(INFORMATION SUPPLIED):

╭──

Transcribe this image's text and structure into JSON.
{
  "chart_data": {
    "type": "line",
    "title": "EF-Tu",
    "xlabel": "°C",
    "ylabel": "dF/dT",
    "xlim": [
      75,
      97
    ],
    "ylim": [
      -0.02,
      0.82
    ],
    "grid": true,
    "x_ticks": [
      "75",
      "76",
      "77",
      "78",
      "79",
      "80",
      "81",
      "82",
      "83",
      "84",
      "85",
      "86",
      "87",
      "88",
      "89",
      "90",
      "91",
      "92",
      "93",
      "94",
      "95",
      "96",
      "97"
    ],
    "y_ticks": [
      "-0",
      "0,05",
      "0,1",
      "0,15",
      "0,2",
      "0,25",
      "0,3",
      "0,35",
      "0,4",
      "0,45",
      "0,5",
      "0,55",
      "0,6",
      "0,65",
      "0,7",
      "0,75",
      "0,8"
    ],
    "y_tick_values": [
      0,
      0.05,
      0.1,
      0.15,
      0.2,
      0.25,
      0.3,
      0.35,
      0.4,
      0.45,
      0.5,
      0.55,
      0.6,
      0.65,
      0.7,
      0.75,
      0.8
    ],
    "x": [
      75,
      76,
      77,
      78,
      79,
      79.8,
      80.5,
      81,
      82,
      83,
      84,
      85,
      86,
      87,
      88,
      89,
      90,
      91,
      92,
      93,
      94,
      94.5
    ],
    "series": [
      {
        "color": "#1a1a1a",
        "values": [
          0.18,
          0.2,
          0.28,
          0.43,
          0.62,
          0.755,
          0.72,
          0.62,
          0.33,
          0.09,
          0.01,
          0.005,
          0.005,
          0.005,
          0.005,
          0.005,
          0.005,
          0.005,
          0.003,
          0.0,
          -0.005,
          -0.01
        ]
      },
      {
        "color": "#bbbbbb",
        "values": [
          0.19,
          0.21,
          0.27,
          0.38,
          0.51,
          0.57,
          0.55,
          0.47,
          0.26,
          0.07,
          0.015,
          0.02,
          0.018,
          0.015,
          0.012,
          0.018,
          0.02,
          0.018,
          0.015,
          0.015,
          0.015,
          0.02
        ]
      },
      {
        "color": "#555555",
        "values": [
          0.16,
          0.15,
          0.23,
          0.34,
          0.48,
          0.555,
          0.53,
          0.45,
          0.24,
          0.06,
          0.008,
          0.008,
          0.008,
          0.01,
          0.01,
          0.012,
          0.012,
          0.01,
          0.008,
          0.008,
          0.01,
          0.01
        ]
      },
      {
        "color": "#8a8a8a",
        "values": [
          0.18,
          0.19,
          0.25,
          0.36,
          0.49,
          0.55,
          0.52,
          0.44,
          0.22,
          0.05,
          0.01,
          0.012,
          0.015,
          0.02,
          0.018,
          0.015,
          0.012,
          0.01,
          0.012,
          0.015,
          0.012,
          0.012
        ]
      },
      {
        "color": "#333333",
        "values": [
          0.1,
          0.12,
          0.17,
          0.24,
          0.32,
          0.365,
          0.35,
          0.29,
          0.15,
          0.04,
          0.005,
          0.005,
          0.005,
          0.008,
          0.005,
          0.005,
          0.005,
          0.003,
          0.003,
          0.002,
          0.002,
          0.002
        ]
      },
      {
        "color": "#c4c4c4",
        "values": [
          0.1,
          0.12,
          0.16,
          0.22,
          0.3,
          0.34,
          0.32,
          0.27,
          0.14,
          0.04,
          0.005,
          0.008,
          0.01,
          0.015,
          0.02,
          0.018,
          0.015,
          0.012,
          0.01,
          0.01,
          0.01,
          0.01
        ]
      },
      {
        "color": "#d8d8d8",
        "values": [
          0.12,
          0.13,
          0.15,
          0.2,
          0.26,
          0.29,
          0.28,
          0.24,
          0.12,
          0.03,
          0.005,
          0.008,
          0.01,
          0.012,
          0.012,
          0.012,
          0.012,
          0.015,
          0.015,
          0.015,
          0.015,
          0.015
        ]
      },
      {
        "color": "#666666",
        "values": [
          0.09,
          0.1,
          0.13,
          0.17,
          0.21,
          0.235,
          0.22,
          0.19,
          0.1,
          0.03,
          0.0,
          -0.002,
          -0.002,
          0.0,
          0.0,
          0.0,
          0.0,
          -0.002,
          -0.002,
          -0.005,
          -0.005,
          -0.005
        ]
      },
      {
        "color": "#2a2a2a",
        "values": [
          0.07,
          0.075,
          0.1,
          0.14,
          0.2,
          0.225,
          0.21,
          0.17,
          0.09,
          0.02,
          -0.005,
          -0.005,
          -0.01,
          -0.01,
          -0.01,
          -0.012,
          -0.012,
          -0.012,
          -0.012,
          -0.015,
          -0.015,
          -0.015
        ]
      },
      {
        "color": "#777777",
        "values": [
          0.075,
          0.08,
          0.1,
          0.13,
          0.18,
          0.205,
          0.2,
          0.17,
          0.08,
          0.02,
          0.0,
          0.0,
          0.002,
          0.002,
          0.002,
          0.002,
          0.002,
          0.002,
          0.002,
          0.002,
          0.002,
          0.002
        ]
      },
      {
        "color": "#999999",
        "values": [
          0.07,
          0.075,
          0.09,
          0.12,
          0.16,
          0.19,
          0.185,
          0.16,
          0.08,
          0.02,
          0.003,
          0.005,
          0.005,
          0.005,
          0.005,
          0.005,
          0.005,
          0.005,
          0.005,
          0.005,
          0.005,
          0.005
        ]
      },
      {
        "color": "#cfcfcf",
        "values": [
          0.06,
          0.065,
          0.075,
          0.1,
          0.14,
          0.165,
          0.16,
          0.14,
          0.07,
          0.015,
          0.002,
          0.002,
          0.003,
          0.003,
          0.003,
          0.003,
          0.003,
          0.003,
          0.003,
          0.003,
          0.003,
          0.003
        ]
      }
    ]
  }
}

╰──

Print the records once more, exactly as they were given.

(FINAL RESULT):
Transcribe this image's text and structure into JSON.
{
  "chart_data": {
    "type": "line",
    "title": "EF-Tu",
    "xlabel": "°C",
    "ylabel": "dF/dT",
    "xlim": [
      75,
      97
    ],
    "ylim": [
      -0.02,
      0.82
    ],
    "grid": true,
    "x_ticks": [
      "75",
      "76",
      "77",
      "78",
      "79",
      "80",
      "81",
      "82",
      "83",
      "84",
      "85",
      "86",
      "87",
      "88",
      "89",
      "90",
      "91",
      "92",
      "93",
      "94",
      "95",
      "96",
      "97"
    ],
    "y_ticks": [
      "-0",
      "0,05",
      "0,1",
      "0,15",
      "0,2",
      "0,25",
      "0,3",
      "0,35",
      "0,4",
      "0,45",
      "0,5",
      "0,55",
      "0,6",
      "0,65",
      "0,7",
      "0,75",
      "0,8"
    ],
    "y_tick_values": [
      0,
      0.05,
      0.1,
      0.15,
      0.2,
      0.25,
      0.3,
      0.35,
      0.4,
      0.45,
      0.5,
      0.55,
      0.6,
      0.65,
      0.7,
      0.75,
      0.8
    ],
    "x": [
      75,
      76,
      77,
      78,
      79,
      79.8,
      80.5,
      81,
      82,
      83,
      84,
      85,
      86,
      87,
      88,
      89,
      90,
      91,
      92,
      93,
      94,
      94.5
    ],
    "series": [
      {
        "color": "#1a1a1a",
        "values": [
          0.18,
          0.2,
          0.28,
          0.43,
          0.62,
          0.755,
          0.72,
          0.62,
          0.33,
          0.09,
          0.01,
          0.005,
          0.005,
          0.005,
          0.005,
          0.005,
          0.005,
          0.005,
          0.003,
          0.0,
          -0.005,
          -0.01
        ]
      },
      {
        "color": "#bbbbbb",
        "values": [
          0.19,
          0.21,
          0.27,
          0.38,
          0.51,
          0.57,
          0.55,
          0.47,
          0.26,
          0.07,
          0.015,
          0.02,
          0.018,
          0.015,
          0.012,
          0.018,
          0.02,
          0.018,
          0.015,
          0.015,
          0.015,
          0.02
        ]
      },
      {
        "color": "#555555",
        "values": [
          0.16,
          0.15,
          0.23,
          0.34,
          0.48,
          0.555,
          0.53,
          0.45,
          0.24,
          0.06,
          0.008,
          0.008,
          0.008,
          0.01,
          0.01,
          0.012,
          0.012,
          0.01,
          0.008,
          0.008,
          0.01,
          0.01
        ]
      },
      {
        "color": "#8a8a8a",
        "values": [
          0.18,
          0.19,
          0.25,
          0.36,
          0.49,
          0.55,
          0.52,
          0.44,
          0.22,
          0.05,
          0.01,
          0.012,
          0.015,
          0.02,
          0.018,
          0.015,
          0.012,
          0.01,
          0.012,
          0.015,
          0.012,
          0.012
        ]
      },
      {
        "color": "#333333",
        "values": [
          0.1,
          0.12,
          0.17,
          0.24,
          0.32,
          0.365,
          0.35,
          0.29,
          0.15,
          0.04,
          0.005,
          0.005,
          0.005,
          0.008,
          0.005,
          0.005,
          0.005,
          0.003,
          0.003,
          0.002,
          0.002,
          0.002
        ]
      },
      {
        "color": "#c4c4c4",
        "values": [
          0.1,
          0.12,
          0.16,
          0.22,
          0.3,
          0.34,
          0.32,
          0.27,
          0.14,
          0.04,
          0.005,
          0.008,
          0.01,
          0.015,
          0.02,
          0.018,
          0.015,
          0.012,
          0.01,
          0.01,
          0.01,
          0.01
        ]
      },
      {
        "color": "#d8d8d8",
        "values": [
          0.12,
          0.13,
          0.15,
          0.2,
          0.26,
          0.29,
          0.28,
          0.24,
          0.12,
          0.03,
          0.005,
          0.008,
          0.01,
          0.012,
          0.012,
          0.012,
          0.012,
          0.015,
          0.015,
          0.015,
          0.015,
          0.015
        ]
      },
      {
        "color": "#666666",
        "values": [
          0.09,
          0.1,
          0.13,
          0.17,
          0.21,
          0.235,
          0.22,
          0.19,
          0.1,
          0.03,
          0.0,
          -0.002,
          -0.002,
          0.0,
          0.0,
          0.0,
          0.0,
          -0.002,
          -0.002,
          -0.005,
          -0.005,
          -0.005
        ]
      },
      {
        "color": "#2a2a2a",
        "values": [
          0.07,
          0.075,
          0.1,
          0.14,
          0.2,
          0.225,
          0.21,
          0.17,
          0.09,
          0.02,
          -0.005,
          -0.005,
          -0.01,
          -0.01,
          -0.01,
          -0.012,
          -0.012,
          -0.012,
          -0.012,
          -0.015,
          -0.015,
          -0.015
        ]
      },
      {
        "color": "#777777",
        "values": [
          0.075,
          0.08,
          0.1,
          0.13,
          0.18,
          0.205,
          0.2,
          0.17,
          0.08,
          0.02,
          0.0,
          0.0,
          0.002,
          0.002,
          0.002,
          0.002,
          0.002,
          0.002,
          0.002,
          0.002,
          0.002,
          0.002
        ]
      },
      {
        "color": "#999999",
        "values": [
          0.07,
          0.075,
          0.09,
          0.12,
          0.16,
          0.19,
          0.185,
          0.16,
          0.08,
          0.02,
          0.003,
          0.005,
          0.005,
          0.005,
          0.005,
          0.005,
          0.005,
          0.005,
          0.005,
          0.005,
          0.005,
          0.005
        ]
      },
      {
        "color": "#cfcfcf",
        "values": [
          0.06,
          0.065,
          0.075,
          0.1,
          0.14,
          0.165,
          0.16,
          0.14,
          0.07,
          0.015,
          0.002,
          0.002,
          0.003,
          0.003,
          0.003,
          0.003,
          0.003,
          0.003,
          0.003,
          0.003,
          0.003,
          0.003
        ]
      }
    ]
  }
}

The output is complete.